▶ EXERCISE INSTRUCTIONS
Output all the data exactly. Pictures do not belong in the copy.

▶ DATA ROWS

☆ ☆ ☆ ☆ ☆ ☆ ☆

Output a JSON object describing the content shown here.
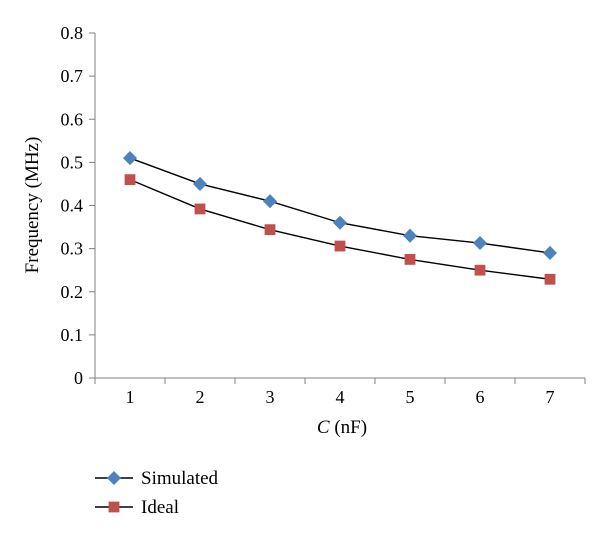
{
  "chart_data": {
    "type": "line",
    "title": "",
    "xlabel": {
      "italic": "C",
      "rest": " (nF)"
    },
    "ylabel": "Frequency (MHz)",
    "x": [
      1,
      2,
      3,
      4,
      5,
      6,
      7
    ],
    "xticks": [
      "1",
      "2",
      "3",
      "4",
      "5",
      "6",
      "7"
    ],
    "ylim": [
      0,
      0.8
    ],
    "yticks": [
      "0",
      "0.1",
      "0.2",
      "0.3",
      "0.4",
      "0.5",
      "0.6",
      "0.7",
      "0.8"
    ],
    "yticks_values": [
      0,
      0.1,
      0.2,
      0.3,
      0.4,
      0.5,
      0.6,
      0.7,
      0.8
    ],
    "grid": false,
    "legend_position": "bottom-left",
    "series": [
      {
        "name": "Simulated",
        "marker": "diamond",
        "color": "#4F81BD",
        "values": [
          0.51,
          0.45,
          0.41,
          0.36,
          0.33,
          0.313,
          0.29
        ]
      },
      {
        "name": "Ideal",
        "marker": "square",
        "color": "#C0504D",
        "values": [
          0.46,
          0.392,
          0.344,
          0.306,
          0.275,
          0.25,
          0.229
        ]
      }
    ]
  }
}
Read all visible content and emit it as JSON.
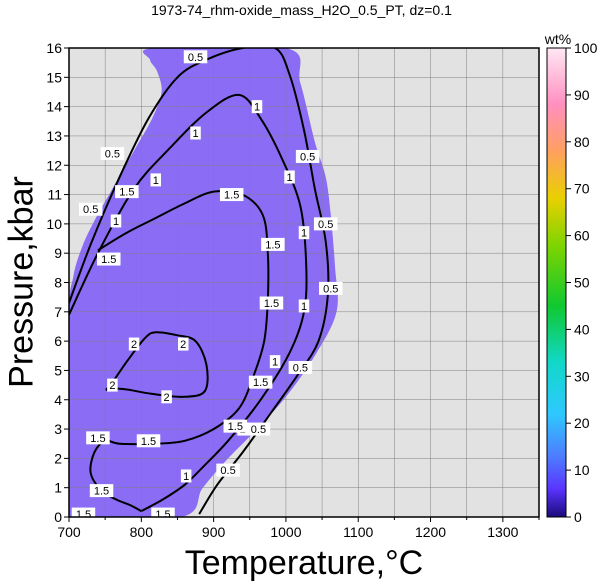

☆ ☆ ☆ ☆ ☆ ☆ ☆

▶ THE RESULT
Output a JSON object describing the content shown here.
{
  "chart_data": {
    "type": "line",
    "title": "",
    "xlabel": {
      "italic": "C",
      "rest": " (nF)"
    },
    "ylabel": "Frequency (MHz)",
    "x": [
      1,
      2,
      3,
      4,
      5,
      6,
      7
    ],
    "xticks": [
      "1",
      "2",
      "3",
      "4",
      "5",
      "6",
      "7"
    ],
    "ylim": [
      0,
      0.8
    ],
    "yticks": [
      "0",
      "0.1",
      "0.2",
      "0.3",
      "0.4",
      "0.5",
      "0.6",
      "0.7",
      "0.8"
    ],
    "yticks_values": [
      0,
      0.1,
      0.2,
      0.3,
      0.4,
      0.5,
      0.6,
      0.7,
      0.8
    ],
    "grid": false,
    "legend_position": "bottom-left",
    "series": [
      {
        "name": "Simulated",
        "marker": "diamond",
        "color": "#4F81BD",
        "values": [
          0.51,
          0.45,
          0.41,
          0.36,
          0.33,
          0.313,
          0.29
        ]
      },
      {
        "name": "Ideal",
        "marker": "square",
        "color": "#C0504D",
        "values": [
          0.46,
          0.392,
          0.344,
          0.306,
          0.275,
          0.25,
          0.229
        ]
      }
    ]
  }
}
Read all visible content and emit it as JSON.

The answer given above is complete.